— START —
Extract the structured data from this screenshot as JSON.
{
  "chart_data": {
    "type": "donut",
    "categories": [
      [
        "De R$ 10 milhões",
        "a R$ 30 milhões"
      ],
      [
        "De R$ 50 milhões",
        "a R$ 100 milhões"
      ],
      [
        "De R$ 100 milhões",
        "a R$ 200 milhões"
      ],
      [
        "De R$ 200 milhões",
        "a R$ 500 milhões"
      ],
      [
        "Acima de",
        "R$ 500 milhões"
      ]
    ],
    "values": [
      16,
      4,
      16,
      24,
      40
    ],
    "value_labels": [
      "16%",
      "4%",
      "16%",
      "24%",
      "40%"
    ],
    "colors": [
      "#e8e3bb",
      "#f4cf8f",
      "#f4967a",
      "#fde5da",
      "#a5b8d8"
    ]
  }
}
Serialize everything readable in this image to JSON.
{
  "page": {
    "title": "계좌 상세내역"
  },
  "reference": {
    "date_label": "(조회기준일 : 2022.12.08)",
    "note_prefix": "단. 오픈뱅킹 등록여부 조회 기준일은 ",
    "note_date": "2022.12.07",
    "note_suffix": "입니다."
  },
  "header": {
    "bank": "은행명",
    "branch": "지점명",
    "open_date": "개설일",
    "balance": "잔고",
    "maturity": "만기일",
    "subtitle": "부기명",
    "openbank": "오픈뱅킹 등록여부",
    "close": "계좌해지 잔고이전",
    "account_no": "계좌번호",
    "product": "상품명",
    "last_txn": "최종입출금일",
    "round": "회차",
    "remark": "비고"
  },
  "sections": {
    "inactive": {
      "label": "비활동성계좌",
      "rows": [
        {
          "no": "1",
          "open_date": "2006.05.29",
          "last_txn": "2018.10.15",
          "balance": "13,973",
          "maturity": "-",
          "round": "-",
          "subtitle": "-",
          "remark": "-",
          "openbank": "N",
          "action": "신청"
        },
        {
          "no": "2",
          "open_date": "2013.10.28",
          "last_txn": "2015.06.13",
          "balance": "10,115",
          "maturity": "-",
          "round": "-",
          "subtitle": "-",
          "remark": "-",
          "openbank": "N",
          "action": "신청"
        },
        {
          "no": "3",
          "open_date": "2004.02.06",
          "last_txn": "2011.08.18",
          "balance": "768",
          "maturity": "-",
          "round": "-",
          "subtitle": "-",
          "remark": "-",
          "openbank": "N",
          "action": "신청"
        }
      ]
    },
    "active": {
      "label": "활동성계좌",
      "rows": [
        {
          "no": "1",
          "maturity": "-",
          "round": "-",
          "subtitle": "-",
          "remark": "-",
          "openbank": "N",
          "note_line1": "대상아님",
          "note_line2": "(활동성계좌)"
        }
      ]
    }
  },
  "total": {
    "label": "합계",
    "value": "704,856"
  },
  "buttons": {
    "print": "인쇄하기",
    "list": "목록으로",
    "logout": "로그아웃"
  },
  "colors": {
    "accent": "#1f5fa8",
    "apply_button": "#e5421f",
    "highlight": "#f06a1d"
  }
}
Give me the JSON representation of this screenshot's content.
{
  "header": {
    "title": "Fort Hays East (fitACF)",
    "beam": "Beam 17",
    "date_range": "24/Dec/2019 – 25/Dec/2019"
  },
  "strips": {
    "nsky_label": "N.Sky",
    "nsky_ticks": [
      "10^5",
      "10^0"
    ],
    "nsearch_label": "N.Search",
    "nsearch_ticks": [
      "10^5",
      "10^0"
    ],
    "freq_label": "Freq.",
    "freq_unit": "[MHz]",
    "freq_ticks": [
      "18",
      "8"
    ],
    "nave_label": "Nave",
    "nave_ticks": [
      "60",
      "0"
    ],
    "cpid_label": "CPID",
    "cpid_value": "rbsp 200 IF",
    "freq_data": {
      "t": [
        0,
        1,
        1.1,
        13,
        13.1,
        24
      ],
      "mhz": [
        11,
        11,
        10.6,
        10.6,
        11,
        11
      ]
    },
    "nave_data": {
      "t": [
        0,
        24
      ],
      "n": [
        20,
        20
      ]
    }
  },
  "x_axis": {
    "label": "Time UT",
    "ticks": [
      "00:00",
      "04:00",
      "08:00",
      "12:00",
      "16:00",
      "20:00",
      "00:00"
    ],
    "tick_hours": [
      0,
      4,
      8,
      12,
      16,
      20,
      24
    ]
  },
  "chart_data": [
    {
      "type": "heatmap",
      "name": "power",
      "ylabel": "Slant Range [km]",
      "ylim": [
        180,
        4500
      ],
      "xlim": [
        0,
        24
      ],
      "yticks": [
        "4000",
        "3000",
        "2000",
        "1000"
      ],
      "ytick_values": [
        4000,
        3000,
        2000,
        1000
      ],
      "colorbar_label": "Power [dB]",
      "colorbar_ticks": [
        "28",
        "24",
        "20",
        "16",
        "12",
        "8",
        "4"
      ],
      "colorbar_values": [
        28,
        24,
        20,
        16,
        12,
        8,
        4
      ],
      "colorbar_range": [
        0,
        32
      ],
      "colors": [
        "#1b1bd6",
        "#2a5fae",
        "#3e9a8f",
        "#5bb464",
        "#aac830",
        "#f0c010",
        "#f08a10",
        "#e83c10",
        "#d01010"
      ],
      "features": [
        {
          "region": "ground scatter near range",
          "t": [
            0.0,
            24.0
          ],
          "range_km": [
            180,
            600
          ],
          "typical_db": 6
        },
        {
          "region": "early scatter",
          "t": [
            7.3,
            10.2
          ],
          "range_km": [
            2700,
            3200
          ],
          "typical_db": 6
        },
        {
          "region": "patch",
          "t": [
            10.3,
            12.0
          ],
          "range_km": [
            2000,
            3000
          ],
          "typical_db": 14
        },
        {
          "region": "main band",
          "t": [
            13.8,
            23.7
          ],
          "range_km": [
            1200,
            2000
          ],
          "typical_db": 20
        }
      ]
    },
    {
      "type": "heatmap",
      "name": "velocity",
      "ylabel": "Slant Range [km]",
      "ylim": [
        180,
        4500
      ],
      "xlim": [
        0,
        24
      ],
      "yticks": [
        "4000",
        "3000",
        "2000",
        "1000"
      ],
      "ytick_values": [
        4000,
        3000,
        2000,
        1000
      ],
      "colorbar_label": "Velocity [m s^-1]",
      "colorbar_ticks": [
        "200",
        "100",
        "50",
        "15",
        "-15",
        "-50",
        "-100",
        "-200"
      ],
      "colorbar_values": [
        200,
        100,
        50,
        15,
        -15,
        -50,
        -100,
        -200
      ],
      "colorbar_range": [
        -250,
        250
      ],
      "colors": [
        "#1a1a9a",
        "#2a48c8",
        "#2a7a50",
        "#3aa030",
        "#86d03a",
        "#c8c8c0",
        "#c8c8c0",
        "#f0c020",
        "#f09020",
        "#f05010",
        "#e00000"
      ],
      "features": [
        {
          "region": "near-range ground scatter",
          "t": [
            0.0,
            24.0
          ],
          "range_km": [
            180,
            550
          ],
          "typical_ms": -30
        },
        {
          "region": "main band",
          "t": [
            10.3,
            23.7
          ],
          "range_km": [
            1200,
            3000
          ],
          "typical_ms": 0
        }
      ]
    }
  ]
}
— END —
■ DESCRIPTION OF THE TASK
Tally how many lines of the records hold the word "ground". Answer with the number only.

■ SOLUTION
2